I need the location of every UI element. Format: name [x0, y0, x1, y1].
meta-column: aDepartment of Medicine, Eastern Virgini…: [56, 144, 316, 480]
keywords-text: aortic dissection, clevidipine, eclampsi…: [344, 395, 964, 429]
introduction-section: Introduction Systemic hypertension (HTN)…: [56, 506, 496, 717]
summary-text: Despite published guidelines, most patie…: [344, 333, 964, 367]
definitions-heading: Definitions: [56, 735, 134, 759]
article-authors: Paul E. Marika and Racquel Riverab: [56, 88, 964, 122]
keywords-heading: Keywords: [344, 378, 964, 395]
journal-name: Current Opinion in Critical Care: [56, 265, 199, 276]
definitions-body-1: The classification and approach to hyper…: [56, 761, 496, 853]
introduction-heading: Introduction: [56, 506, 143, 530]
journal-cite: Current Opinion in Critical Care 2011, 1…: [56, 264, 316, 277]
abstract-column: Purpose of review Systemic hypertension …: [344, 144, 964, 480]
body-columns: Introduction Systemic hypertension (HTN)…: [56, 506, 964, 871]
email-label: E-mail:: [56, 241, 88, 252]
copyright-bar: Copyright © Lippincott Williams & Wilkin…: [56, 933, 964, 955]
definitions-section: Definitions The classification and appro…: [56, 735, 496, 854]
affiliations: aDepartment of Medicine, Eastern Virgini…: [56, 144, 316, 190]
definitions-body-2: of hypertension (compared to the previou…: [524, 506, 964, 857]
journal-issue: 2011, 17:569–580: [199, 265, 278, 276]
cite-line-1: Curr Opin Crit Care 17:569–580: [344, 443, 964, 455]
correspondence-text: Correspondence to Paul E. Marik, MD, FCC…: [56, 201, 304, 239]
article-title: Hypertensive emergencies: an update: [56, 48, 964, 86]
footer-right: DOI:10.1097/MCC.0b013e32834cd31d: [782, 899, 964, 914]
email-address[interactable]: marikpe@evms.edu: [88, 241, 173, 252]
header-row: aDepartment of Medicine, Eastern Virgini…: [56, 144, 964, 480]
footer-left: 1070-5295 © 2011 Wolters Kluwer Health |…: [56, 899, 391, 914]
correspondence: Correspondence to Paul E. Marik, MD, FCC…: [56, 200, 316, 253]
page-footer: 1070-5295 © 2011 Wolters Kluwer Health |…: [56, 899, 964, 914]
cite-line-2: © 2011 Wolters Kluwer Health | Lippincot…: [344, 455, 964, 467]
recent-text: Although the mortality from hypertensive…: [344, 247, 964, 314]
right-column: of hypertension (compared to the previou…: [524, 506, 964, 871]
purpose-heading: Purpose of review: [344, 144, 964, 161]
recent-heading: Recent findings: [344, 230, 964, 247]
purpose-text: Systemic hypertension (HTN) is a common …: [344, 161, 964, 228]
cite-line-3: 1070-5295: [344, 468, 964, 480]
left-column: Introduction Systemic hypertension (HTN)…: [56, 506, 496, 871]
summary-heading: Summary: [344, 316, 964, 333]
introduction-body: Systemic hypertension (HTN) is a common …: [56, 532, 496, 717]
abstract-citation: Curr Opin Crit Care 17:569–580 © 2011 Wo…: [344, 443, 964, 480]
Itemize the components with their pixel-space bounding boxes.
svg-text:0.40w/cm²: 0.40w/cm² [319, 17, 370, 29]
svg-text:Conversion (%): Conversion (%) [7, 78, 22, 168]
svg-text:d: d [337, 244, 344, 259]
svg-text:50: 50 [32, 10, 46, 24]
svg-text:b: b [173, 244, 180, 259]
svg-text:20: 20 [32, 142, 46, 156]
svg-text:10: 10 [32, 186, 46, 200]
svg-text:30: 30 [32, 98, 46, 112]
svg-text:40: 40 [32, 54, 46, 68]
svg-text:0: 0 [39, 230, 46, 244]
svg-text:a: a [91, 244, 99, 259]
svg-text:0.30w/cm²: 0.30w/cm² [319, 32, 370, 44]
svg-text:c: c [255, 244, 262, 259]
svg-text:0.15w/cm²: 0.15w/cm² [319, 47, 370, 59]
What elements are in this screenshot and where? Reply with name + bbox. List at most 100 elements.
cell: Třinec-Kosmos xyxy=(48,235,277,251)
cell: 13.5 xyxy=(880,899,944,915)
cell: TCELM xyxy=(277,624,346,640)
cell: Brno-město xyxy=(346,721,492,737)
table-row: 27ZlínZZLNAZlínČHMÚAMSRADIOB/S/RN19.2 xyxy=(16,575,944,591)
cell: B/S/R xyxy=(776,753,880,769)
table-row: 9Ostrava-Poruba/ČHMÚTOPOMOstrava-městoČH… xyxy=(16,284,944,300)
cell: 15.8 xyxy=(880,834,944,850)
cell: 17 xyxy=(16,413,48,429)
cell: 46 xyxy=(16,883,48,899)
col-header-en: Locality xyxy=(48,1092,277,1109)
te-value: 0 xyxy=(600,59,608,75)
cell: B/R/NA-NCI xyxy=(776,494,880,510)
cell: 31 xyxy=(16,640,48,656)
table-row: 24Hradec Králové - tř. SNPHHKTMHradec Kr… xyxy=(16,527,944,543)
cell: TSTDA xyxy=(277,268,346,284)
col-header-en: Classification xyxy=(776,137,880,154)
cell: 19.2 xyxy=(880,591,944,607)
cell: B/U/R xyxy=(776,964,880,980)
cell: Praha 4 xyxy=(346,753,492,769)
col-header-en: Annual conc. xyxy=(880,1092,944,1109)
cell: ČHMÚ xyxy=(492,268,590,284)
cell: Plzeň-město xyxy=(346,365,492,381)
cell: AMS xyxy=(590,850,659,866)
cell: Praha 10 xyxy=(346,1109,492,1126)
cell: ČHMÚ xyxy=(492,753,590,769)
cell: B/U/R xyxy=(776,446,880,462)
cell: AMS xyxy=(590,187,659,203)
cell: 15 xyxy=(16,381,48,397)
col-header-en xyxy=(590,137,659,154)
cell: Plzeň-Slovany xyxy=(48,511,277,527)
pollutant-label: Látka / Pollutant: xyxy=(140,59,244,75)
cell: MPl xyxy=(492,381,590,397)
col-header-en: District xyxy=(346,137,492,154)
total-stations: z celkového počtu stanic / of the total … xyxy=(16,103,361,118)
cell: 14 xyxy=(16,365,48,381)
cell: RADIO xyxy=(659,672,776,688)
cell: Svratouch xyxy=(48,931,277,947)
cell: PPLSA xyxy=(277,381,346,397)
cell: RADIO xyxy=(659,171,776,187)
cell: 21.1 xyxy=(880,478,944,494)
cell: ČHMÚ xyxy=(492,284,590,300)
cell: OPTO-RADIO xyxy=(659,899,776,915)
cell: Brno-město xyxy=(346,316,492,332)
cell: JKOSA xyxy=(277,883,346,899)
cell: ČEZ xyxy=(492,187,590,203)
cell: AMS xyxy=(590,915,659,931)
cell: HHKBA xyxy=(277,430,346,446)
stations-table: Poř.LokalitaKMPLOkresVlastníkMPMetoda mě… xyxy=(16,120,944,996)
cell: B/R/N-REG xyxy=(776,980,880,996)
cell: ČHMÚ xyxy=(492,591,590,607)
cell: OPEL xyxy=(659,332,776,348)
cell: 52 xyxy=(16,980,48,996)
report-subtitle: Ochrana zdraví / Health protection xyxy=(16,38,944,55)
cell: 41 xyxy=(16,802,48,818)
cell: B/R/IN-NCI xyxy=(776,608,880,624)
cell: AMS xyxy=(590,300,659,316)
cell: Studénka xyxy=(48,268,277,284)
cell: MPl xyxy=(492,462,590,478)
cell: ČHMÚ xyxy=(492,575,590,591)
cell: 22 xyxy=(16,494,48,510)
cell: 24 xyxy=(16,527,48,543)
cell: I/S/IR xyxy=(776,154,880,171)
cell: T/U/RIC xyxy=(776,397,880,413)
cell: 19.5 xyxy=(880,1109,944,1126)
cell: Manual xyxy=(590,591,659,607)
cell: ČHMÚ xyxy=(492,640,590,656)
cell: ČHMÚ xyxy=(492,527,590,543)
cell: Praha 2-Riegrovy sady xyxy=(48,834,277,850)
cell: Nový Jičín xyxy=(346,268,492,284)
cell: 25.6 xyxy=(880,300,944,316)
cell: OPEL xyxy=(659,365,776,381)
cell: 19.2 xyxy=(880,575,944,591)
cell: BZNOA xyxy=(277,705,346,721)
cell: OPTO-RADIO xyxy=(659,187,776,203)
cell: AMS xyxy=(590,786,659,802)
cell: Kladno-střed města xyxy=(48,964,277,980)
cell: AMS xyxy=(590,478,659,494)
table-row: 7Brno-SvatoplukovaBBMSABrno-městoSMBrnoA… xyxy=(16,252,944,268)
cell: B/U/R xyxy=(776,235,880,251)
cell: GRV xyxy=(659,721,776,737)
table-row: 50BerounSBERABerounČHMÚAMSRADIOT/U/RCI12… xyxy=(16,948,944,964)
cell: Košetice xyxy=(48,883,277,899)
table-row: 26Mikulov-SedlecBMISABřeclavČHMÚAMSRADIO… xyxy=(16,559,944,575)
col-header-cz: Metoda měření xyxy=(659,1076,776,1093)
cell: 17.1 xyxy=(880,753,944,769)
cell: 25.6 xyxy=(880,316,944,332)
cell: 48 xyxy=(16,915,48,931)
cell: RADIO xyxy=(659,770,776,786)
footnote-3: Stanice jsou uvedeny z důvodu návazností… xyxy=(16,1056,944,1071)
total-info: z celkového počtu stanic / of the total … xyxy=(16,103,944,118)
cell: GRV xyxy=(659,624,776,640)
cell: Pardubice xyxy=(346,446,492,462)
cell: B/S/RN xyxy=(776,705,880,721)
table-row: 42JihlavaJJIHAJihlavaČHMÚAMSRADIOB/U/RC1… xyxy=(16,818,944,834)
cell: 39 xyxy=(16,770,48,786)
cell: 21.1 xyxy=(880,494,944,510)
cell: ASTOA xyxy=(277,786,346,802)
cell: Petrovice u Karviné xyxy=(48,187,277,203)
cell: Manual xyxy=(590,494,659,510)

§ **GOAL OF THE EXERCISE**:
Copy the records word for word, beginning with their first line and continuing through the line that contains "email-label: E-mail:: [56, 241, 88, 252]".

§ **THE SOLUTION**:
I need the location of every UI element. Format: name [x0, y0, x1, y1].
meta-column: aDepartment of Medicine, Eastern Virgini…: [56, 144, 316, 480]
keywords-text: aortic dissection, clevidipine, eclampsi…: [344, 395, 964, 429]
introduction-section: Introduction Systemic hypertension (HTN)…: [56, 506, 496, 717]
summary-text: Despite published guidelines, most patie…: [344, 333, 964, 367]
definitions-heading: Definitions: [56, 735, 134, 759]
article-authors: Paul E. Marika and Racquel Riverab: [56, 88, 964, 122]
keywords-heading: Keywords: [344, 378, 964, 395]
journal-name: Current Opinion in Critical Care: [56, 265, 199, 276]
definitions-body-1: The classification and approach to hyper…: [56, 761, 496, 853]
introduction-heading: Introduction: [56, 506, 143, 530]
journal-cite: Current Opinion in Critical Care 2011, 1…: [56, 264, 316, 277]
abstract-column: Purpose of review Systemic hypertension …: [344, 144, 964, 480]
body-columns: Introduction Systemic hypertension (HTN)…: [56, 506, 964, 871]
email-label: E-mail:: [56, 241, 88, 252]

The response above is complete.